INSTRUCTION: Check every line of the data below for the string "title", and copy the ones that hold it.

RECORDS TO USE:
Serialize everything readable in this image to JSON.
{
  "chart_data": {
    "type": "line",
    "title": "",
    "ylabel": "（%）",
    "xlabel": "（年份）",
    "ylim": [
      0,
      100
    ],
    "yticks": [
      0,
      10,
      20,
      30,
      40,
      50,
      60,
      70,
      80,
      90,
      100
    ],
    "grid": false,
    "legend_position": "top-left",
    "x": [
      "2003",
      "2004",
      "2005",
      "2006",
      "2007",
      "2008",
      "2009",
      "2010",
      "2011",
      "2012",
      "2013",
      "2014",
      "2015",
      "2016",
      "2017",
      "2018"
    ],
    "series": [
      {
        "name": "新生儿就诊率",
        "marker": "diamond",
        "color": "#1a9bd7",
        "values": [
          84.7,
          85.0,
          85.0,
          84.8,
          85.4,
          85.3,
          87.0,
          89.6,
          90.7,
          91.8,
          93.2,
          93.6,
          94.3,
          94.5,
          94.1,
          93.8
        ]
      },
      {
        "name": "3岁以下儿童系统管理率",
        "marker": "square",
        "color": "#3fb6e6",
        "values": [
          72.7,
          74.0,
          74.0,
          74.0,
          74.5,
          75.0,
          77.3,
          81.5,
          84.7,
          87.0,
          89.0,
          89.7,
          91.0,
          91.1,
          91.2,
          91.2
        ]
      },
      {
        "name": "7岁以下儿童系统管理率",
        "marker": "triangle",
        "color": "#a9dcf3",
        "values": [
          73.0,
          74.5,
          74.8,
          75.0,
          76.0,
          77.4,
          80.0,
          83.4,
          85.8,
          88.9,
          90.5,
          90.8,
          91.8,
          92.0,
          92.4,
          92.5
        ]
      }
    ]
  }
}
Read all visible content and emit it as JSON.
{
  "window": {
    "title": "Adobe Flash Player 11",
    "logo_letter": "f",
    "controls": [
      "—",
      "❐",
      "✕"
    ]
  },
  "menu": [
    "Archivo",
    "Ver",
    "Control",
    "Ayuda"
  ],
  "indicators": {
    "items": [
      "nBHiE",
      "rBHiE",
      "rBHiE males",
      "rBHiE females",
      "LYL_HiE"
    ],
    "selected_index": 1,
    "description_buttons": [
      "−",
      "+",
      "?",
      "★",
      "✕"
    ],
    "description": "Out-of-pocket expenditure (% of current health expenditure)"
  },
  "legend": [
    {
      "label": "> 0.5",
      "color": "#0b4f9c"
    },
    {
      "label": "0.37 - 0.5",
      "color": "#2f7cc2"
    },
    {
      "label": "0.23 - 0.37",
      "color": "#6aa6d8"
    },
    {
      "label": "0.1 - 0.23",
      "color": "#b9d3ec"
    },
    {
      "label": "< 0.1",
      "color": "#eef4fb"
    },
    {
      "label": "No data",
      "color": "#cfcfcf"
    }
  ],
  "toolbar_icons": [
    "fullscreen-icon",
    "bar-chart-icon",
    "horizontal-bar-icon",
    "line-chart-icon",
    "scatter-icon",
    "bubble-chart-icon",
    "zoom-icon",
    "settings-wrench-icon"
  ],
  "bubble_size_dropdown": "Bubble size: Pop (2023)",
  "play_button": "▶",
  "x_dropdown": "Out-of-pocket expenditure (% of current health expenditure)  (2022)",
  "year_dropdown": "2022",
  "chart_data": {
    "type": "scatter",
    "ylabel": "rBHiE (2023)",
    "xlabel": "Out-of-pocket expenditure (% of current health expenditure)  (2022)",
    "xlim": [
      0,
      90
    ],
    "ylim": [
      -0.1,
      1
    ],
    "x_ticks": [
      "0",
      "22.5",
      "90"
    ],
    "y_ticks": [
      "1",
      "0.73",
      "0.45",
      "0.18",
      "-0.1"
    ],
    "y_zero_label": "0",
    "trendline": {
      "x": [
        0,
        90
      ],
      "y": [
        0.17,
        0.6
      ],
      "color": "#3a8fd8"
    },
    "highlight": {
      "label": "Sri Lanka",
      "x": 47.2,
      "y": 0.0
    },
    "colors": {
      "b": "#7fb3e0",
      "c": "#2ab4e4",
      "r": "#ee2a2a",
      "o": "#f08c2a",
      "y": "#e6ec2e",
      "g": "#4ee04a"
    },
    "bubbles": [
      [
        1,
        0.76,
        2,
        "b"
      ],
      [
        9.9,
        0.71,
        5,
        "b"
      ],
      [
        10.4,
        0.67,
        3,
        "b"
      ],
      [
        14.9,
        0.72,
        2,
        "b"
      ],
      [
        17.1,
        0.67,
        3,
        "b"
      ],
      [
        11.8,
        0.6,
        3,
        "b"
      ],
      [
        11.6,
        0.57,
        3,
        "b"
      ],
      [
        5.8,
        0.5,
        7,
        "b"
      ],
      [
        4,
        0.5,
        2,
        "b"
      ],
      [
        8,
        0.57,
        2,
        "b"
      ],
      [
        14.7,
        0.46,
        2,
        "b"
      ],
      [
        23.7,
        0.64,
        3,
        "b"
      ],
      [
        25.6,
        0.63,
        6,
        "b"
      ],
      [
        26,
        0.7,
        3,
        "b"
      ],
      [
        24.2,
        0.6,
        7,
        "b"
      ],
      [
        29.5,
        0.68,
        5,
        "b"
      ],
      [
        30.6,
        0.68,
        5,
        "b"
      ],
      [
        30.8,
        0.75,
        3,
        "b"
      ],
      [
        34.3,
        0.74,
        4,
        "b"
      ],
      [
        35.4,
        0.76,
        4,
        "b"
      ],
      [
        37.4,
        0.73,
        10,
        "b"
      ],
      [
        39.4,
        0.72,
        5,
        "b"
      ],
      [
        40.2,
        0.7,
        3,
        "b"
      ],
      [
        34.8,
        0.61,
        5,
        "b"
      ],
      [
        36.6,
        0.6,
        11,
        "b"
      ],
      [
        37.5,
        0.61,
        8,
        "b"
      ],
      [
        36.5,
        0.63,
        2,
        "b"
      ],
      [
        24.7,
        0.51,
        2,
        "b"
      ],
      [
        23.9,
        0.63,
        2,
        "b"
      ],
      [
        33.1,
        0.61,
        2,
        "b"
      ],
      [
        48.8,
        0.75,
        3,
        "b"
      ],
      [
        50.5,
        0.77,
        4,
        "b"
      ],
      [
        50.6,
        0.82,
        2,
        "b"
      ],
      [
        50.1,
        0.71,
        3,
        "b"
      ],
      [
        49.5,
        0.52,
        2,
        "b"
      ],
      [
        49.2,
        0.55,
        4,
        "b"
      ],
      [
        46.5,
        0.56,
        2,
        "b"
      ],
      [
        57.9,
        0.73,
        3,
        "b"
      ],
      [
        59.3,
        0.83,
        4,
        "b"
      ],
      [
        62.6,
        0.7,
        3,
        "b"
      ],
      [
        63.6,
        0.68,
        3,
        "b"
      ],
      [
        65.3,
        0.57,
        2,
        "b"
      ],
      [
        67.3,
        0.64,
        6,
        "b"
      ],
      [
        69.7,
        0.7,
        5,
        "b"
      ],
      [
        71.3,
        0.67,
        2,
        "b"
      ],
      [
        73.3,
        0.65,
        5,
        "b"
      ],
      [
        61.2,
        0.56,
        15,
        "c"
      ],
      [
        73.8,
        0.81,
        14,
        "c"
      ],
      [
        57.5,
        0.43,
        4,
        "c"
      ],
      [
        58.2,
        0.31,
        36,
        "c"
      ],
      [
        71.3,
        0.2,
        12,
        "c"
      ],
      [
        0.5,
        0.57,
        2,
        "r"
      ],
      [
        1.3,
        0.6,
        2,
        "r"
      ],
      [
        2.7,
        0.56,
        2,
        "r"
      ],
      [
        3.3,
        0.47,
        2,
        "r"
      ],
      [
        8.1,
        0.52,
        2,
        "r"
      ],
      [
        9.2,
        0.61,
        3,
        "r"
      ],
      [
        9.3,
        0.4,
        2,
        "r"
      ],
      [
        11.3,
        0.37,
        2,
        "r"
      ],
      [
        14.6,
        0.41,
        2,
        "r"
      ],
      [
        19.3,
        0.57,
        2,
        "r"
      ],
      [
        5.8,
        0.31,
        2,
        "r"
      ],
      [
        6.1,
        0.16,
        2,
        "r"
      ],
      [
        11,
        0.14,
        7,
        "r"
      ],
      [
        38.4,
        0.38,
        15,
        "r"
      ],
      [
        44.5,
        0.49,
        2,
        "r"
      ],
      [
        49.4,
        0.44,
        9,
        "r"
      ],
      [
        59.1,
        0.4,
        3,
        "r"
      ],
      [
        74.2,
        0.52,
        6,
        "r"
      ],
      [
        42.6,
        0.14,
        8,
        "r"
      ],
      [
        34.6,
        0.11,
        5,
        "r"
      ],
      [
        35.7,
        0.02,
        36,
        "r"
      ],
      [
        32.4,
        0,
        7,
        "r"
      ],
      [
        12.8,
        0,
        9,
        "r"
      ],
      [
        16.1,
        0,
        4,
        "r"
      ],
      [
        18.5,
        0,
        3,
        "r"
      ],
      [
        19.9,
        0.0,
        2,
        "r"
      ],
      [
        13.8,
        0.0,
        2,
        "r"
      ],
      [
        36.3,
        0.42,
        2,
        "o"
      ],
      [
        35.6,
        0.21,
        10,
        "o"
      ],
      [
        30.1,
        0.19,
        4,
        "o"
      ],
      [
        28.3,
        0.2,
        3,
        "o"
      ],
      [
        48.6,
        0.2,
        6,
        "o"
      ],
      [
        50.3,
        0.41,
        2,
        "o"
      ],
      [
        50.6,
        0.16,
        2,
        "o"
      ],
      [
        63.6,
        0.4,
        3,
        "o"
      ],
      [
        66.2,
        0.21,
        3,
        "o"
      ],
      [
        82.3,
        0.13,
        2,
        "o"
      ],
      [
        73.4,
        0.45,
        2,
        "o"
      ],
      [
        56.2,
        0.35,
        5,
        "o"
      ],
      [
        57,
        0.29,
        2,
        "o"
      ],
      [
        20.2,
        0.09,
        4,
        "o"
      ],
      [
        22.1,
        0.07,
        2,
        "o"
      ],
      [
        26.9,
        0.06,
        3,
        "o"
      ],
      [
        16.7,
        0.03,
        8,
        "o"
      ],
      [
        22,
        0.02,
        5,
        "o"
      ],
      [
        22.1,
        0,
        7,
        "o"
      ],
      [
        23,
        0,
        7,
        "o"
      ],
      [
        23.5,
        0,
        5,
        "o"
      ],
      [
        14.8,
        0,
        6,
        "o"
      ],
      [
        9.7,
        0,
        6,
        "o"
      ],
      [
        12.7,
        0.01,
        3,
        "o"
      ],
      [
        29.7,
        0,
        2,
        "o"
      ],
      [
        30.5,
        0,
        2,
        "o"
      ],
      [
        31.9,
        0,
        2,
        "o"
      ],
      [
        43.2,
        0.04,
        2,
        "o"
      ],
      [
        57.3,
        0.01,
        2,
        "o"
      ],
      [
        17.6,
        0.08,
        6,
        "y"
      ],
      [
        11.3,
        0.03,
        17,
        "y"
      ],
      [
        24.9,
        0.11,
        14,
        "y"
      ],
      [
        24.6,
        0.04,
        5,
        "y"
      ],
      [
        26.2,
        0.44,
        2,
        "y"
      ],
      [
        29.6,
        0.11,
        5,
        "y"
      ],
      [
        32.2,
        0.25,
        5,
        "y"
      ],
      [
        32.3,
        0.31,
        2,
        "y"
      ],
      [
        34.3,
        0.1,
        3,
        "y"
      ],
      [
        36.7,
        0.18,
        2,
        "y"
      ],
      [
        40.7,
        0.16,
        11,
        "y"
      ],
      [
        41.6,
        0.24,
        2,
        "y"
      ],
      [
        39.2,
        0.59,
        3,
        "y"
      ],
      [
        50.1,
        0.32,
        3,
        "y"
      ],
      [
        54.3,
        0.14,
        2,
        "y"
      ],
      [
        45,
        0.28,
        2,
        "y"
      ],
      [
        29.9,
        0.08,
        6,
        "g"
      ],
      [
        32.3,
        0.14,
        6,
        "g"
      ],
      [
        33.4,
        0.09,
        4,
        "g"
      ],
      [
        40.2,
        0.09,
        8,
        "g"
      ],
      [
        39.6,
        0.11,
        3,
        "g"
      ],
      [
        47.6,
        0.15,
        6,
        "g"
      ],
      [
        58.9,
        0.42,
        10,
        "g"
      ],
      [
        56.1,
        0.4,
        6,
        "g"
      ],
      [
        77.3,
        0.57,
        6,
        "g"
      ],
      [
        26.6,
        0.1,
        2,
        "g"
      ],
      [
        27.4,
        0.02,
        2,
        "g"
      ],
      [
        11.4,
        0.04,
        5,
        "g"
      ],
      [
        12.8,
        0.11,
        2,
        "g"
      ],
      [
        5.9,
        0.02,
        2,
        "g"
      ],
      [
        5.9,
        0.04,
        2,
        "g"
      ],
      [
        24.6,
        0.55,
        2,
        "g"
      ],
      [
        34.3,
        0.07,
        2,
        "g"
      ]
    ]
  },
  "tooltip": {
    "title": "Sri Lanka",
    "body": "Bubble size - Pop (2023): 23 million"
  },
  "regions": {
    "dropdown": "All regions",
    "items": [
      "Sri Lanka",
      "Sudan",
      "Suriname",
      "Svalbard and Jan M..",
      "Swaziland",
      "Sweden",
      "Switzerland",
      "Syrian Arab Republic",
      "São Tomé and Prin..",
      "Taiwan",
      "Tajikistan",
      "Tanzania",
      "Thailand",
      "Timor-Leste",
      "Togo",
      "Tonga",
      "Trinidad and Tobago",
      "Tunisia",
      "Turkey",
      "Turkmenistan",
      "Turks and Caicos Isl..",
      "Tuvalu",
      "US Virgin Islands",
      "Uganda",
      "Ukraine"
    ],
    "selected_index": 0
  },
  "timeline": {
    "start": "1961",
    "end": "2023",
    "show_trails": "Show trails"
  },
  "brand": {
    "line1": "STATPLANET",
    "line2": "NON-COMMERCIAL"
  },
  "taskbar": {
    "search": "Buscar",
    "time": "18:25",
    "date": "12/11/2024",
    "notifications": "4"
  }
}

THE ANSWER:
    "title": "",
    "title": "Adobe Flash Player 11",
    "title": "Sri Lanka",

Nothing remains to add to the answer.